Given exercise: Reproduce all records verbatim.

[Lines of data]
====================

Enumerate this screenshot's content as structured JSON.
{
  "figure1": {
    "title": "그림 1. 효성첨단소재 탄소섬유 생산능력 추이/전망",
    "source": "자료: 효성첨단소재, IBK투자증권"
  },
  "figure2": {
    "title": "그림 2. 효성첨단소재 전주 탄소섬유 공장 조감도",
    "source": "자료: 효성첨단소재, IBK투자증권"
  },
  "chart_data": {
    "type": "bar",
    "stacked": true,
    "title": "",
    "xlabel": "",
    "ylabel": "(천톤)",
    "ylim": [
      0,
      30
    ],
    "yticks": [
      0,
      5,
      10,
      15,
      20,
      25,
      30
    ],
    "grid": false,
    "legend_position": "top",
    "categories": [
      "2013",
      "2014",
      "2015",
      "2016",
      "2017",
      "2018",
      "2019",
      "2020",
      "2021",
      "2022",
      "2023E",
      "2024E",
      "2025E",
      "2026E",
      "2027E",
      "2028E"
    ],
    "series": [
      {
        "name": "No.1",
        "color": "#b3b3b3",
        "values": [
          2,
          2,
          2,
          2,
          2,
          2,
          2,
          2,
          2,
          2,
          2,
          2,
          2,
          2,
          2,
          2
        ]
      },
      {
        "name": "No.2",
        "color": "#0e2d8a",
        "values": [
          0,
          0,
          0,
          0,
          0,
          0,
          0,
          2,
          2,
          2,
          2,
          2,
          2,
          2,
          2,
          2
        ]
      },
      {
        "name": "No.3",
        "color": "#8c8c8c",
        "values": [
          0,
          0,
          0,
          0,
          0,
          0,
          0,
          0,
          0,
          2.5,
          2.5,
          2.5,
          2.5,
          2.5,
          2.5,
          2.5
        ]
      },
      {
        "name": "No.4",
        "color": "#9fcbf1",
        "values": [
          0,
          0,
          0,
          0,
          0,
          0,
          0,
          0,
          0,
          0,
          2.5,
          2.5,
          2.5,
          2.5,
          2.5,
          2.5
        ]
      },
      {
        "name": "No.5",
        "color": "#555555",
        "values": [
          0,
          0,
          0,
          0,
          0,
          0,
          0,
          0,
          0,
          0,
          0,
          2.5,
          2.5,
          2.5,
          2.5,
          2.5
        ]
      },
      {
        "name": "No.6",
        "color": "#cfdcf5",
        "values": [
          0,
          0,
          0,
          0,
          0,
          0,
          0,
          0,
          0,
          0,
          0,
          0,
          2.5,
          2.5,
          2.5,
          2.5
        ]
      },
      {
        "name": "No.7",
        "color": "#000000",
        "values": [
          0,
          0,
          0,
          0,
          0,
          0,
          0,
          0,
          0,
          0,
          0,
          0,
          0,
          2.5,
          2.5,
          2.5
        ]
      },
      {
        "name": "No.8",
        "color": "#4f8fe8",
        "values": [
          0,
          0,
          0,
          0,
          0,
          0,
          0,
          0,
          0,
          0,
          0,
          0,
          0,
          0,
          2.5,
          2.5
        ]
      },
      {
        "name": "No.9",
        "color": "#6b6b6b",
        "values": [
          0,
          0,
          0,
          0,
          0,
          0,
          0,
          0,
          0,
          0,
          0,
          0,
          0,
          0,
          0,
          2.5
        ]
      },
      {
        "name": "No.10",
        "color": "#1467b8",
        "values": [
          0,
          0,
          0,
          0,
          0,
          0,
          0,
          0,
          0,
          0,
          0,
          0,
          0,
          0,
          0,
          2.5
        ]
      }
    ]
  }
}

====================

Exercise answer:
Enumerate this screenshot's content as structured JSON.
{
  "figure1": {
    "title": "그림 1. 효성첨단소재 탄소섬유 생산능력 추이/전망",
    "source": "자료: 효성첨단소재, IBK투자증권"
  },
  "figure2": {
    "title": "그림 2. 효성첨단소재 전주 탄소섬유 공장 조감도",
    "source": "자료: 효성첨단소재, IBK투자증권"
  },
  "chart_data": {
    "type": "bar",
    "stacked": true,
    "title": "",
    "xlabel": "",
    "ylabel": "(천톤)",
    "ylim": [
      0,
      30
    ],
    "yticks": [
      0,
      5,
      10,
      15,
      20,
      25,
      30
    ],
    "grid": false,
    "legend_position": "top",
    "categories": [
      "2013",
      "2014",
      "2015",
      "2016",
      "2017",
      "2018",
      "2019",
      "2020",
      "2021",
      "2022",
      "2023E",
      "2024E",
      "2025E",
      "2026E",
      "2027E",
      "2028E"
    ],
    "series": [
      {
        "name": "No.1",
        "color": "#b3b3b3",
        "values": [
          2,
          2,
          2,
          2,
          2,
          2,
          2,
          2,
          2,
          2,
          2,
          2,
          2,
          2,
          2,
          2
        ]
      },
      {
        "name": "No.2",
        "color": "#0e2d8a",
        "values": [
          0,
          0,
          0,
          0,
          0,
          0,
          0,
          2,
          2,
          2,
          2,
          2,
          2,
          2,
          2,
          2
        ]
      },
      {
        "name": "No.3",
        "color": "#8c8c8c",
        "values": [
          0,
          0,
          0,
          0,
          0,
          0,
          0,
          0,
          0,
          2.5,
          2.5,
          2.5,
          2.5,
          2.5,
          2.5,
          2.5
        ]
      },
      {
        "name": "No.4",
        "color": "#9fcbf1",
        "values": [
          0,
          0,
          0,
          0,
          0,
          0,
          0,
          0,
          0,
          0,
          2.5,
          2.5,
          2.5,
          2.5,
          2.5,
          2.5
        ]
      },
      {
        "name": "No.5",
        "color": "#555555",
        "values": [
          0,
          0,
          0,
          0,
          0,
          0,
          0,
          0,
          0,
          0,
          0,
          2.5,
          2.5,
          2.5,
          2.5,
          2.5
        ]
      },
      {
        "name": "No.6",
        "color": "#cfdcf5",
        "values": [
          0,
          0,
          0,
          0,
          0,
          0,
          0,
          0,
          0,
          0,
          0,
          0,
          2.5,
          2.5,
          2.5,
          2.5
        ]
      },
      {
        "name": "No.7",
        "color": "#000000",
        "values": [
          0,
          0,
          0,
          0,
          0,
          0,
          0,
          0,
          0,
          0,
          0,
          0,
          0,
          2.5,
          2.5,
          2.5
        ]
      },
      {
        "name": "No.8",
        "color": "#4f8fe8",
        "values": [
          0,
          0,
          0,
          0,
          0,
          0,
          0,
          0,
          0,
          0,
          0,
          0,
          0,
          0,
          2.5,
          2.5
        ]
      },
      {
        "name": "No.9",
        "color": "#6b6b6b",
        "values": [
          0,
          0,
          0,
          0,
          0,
          0,
          0,
          0,
          0,
          0,
          0,
          0,
          0,
          0,
          0,
          2.5
        ]
      },
      {
        "name": "No.10",
        "color": "#1467b8",
        "values": [
          0,
          0,
          0,
          0,
          0,
          0,
          0,
          0,
          0,
          0,
          0,
          0,
          0,
          0,
          0,
          2.5
        ]
      }
    ]
  }
}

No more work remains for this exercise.